# YOUR OBJECTIVE
Locate the lines that hold the string "процентов". Copy every such line.
---------- DATA SUPPLIED
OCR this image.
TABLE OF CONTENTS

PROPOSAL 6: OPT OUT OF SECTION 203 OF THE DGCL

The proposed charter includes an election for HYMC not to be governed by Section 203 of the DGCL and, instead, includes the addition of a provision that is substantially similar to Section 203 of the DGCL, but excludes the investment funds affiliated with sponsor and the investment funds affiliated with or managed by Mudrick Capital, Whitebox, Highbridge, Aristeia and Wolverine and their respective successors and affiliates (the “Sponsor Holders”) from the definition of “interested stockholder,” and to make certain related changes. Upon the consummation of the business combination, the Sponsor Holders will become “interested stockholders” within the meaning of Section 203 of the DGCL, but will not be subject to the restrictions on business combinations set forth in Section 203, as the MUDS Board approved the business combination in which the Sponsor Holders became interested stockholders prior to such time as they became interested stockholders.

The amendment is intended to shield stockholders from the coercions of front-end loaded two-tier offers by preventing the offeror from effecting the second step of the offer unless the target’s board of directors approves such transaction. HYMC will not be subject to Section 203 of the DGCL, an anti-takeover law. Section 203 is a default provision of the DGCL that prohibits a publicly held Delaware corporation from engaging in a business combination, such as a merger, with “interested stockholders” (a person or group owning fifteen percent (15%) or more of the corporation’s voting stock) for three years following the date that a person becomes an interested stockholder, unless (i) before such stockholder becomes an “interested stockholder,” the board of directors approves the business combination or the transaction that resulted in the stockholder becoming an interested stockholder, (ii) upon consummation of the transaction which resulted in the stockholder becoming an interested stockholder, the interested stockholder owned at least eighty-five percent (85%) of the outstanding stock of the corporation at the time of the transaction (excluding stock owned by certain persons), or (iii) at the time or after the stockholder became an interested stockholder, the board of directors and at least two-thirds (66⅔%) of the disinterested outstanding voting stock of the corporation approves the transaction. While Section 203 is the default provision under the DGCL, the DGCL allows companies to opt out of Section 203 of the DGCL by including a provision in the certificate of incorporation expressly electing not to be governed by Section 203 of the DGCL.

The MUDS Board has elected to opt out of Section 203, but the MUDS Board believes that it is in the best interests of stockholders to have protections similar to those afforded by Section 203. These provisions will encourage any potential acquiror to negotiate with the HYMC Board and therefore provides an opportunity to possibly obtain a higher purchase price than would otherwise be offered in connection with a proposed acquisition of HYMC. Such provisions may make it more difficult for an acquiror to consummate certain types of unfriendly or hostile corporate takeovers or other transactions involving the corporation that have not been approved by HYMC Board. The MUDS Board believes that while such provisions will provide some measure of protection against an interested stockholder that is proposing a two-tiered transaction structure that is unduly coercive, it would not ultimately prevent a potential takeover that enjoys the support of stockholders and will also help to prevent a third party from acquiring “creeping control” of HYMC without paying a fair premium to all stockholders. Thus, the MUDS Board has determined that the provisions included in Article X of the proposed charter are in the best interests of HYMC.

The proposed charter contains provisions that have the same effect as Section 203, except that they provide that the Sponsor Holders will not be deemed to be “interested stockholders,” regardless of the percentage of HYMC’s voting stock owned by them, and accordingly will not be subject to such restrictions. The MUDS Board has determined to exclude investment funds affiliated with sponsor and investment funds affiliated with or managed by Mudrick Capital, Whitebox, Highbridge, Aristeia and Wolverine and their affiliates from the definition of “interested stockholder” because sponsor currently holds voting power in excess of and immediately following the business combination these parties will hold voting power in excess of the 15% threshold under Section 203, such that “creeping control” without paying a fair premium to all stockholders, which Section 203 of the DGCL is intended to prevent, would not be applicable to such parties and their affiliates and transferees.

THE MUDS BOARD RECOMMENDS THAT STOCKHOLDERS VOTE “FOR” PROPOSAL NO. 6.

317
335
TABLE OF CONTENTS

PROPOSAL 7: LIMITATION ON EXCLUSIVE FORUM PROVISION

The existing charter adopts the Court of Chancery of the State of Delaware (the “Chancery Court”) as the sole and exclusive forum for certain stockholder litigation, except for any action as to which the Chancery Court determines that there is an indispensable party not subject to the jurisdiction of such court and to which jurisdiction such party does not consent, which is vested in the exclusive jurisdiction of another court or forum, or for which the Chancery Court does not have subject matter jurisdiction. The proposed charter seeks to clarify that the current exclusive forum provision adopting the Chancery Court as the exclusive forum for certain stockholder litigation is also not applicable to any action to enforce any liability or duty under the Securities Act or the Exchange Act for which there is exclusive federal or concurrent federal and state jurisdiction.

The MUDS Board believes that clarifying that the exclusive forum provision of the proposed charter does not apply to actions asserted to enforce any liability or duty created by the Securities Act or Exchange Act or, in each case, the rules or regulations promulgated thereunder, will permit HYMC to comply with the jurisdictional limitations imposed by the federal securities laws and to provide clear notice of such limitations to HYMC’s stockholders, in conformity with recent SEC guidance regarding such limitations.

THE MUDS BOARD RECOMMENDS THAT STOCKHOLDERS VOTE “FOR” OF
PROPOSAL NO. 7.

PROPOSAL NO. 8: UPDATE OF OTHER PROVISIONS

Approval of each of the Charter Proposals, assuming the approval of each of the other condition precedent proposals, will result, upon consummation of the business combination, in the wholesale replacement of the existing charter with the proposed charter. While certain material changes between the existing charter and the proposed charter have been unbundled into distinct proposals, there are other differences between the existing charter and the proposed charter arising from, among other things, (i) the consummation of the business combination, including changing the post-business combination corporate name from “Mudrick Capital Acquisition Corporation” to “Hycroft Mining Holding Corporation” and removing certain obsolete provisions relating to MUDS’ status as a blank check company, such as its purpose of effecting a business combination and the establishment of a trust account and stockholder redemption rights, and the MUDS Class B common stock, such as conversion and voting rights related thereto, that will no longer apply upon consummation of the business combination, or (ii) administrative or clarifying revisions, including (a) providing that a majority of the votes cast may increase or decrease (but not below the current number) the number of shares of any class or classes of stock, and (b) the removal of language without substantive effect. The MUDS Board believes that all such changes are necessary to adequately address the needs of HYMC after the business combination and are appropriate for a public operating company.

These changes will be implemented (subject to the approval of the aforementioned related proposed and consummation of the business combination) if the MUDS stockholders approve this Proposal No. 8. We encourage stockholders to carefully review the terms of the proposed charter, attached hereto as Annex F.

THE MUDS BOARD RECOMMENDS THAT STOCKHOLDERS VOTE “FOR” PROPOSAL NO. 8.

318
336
--------------------
---------- DATA SUPPLIED
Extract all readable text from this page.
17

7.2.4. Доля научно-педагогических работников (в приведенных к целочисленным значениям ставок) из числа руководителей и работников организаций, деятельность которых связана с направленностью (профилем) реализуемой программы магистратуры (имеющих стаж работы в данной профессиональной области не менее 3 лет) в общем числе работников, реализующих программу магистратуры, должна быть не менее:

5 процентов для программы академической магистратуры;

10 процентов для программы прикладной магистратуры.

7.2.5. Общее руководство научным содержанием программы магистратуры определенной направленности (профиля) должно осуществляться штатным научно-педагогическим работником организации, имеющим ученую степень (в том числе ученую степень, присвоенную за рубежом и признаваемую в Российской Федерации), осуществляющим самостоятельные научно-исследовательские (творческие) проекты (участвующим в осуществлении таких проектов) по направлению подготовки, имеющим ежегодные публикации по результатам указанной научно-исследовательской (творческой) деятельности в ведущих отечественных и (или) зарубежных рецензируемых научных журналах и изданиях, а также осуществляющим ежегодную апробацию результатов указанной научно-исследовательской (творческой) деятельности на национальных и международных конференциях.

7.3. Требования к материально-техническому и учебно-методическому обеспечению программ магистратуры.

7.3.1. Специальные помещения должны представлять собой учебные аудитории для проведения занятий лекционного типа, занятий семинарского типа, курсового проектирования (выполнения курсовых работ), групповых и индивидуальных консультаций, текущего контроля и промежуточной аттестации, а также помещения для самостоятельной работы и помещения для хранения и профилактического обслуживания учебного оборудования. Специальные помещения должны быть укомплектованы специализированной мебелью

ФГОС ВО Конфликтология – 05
--------------------
---------- DATA SUPPLIED
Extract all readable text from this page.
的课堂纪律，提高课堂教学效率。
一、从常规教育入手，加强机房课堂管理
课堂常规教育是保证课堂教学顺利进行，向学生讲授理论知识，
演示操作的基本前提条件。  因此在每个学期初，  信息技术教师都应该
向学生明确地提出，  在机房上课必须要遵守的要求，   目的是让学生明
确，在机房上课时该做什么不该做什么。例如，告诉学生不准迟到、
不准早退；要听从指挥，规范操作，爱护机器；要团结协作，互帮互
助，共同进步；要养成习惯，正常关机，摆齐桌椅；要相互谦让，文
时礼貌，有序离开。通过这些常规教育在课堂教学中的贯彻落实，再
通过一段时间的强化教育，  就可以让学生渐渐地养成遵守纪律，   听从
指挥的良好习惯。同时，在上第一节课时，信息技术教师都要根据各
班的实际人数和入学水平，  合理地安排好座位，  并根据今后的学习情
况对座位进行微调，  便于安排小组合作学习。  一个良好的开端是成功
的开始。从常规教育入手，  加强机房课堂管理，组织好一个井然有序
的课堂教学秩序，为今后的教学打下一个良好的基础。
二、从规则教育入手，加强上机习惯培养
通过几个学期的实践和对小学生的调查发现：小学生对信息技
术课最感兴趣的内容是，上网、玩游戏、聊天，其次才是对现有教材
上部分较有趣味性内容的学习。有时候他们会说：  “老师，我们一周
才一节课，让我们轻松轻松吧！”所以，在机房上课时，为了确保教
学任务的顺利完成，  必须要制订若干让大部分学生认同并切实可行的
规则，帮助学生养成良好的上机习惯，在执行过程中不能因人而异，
--------------------
# THE SOLUTION
5 процентов для программы академической магистратуры;
10 процентов для программы прикладной магистратуры.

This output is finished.